[Some records]
____________________
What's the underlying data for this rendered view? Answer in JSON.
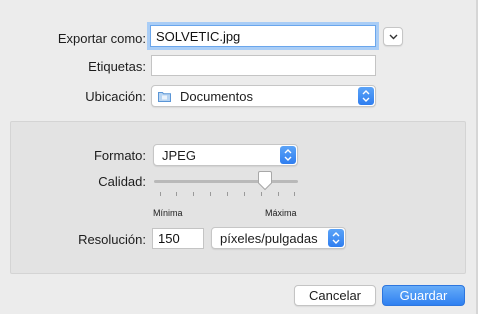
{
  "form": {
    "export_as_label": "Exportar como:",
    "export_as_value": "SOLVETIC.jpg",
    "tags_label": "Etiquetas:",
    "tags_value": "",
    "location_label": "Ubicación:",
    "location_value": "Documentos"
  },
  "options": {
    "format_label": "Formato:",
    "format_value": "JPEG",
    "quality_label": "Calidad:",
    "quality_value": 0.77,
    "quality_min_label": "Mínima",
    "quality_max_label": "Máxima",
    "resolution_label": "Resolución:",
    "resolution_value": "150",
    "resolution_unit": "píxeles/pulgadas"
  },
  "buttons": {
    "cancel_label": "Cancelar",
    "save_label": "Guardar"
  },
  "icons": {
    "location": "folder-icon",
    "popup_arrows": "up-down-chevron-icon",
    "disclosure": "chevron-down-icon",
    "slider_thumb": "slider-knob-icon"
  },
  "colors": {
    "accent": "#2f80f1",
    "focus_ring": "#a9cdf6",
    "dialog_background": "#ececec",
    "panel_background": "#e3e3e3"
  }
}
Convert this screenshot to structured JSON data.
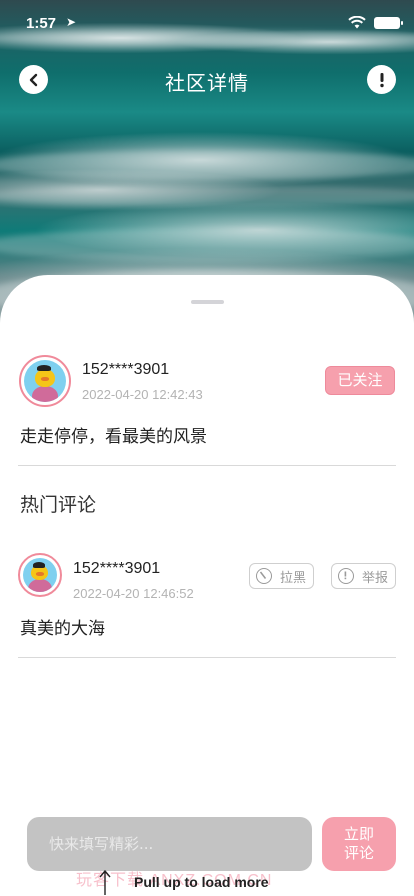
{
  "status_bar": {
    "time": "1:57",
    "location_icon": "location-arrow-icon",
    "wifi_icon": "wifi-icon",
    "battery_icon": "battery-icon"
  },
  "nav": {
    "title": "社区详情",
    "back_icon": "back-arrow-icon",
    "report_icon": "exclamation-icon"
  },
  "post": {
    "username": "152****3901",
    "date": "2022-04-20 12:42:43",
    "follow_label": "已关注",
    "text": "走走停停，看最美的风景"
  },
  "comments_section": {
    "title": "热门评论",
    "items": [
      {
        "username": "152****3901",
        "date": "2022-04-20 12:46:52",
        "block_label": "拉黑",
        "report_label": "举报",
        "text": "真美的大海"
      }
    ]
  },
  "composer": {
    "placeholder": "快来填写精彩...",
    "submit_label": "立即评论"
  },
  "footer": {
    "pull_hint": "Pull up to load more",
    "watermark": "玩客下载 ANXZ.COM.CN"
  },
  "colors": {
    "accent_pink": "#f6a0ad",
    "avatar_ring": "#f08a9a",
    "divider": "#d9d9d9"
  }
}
____________________
WHAT THIS TASK INVOLVES: Except for the pictures, copy every line of the records above exactly.

EXERCISE RESPONSE:
What's the underlying data for this rendered view? Answer in JSON.
{
  "form": {
    "export_as_label": "Exportar como:",
    "export_as_value": "SOLVETIC.jpg",
    "tags_label": "Etiquetas:",
    "tags_value": "",
    "location_label": "Ubicación:",
    "location_value": "Documentos"
  },
  "options": {
    "format_label": "Formato:",
    "format_value": "JPEG",
    "quality_label": "Calidad:",
    "quality_value": 0.77,
    "quality_min_label": "Mínima",
    "quality_max_label": "Máxima",
    "resolution_label": "Resolución:",
    "resolution_value": "150",
    "resolution_unit": "píxeles/pulgadas"
  },
  "buttons": {
    "cancel_label": "Cancelar",
    "save_label": "Guardar"
  },
  "icons": {
    "location": "folder-icon",
    "popup_arrows": "up-down-chevron-icon",
    "disclosure": "chevron-down-icon",
    "slider_thumb": "slider-knob-icon"
  },
  "colors": {
    "accent": "#2f80f1",
    "focus_ring": "#a9cdf6",
    "dialog_background": "#ececec",
    "panel_background": "#e3e3e3"
  }
}
Convert this screenshot to structured JSON data.
{
  "status_bar": {
    "time": "1:57",
    "location_icon": "location-arrow-icon",
    "wifi_icon": "wifi-icon",
    "battery_icon": "battery-icon"
  },
  "nav": {
    "title": "社区详情",
    "back_icon": "back-arrow-icon",
    "report_icon": "exclamation-icon"
  },
  "post": {
    "username": "152****3901",
    "date": "2022-04-20 12:42:43",
    "follow_label": "已关注",
    "text": "走走停停，看最美的风景"
  },
  "comments_section": {
    "title": "热门评论",
    "items": [
      {
        "username": "152****3901",
        "date": "2022-04-20 12:46:52",
        "block_label": "拉黑",
        "report_label": "举报",
        "text": "真美的大海"
      }
    ]
  },
  "composer": {
    "placeholder": "快来填写精彩...",
    "submit_label": "立即评论"
  },
  "footer": {
    "pull_hint": "Pull up to load more",
    "watermark": "玩客下载 ANXZ.COM.CN"
  },
  "colors": {
    "accent_pink": "#f6a0ad",
    "avatar_ring": "#f08a9a",
    "divider": "#d9d9d9"
  }
}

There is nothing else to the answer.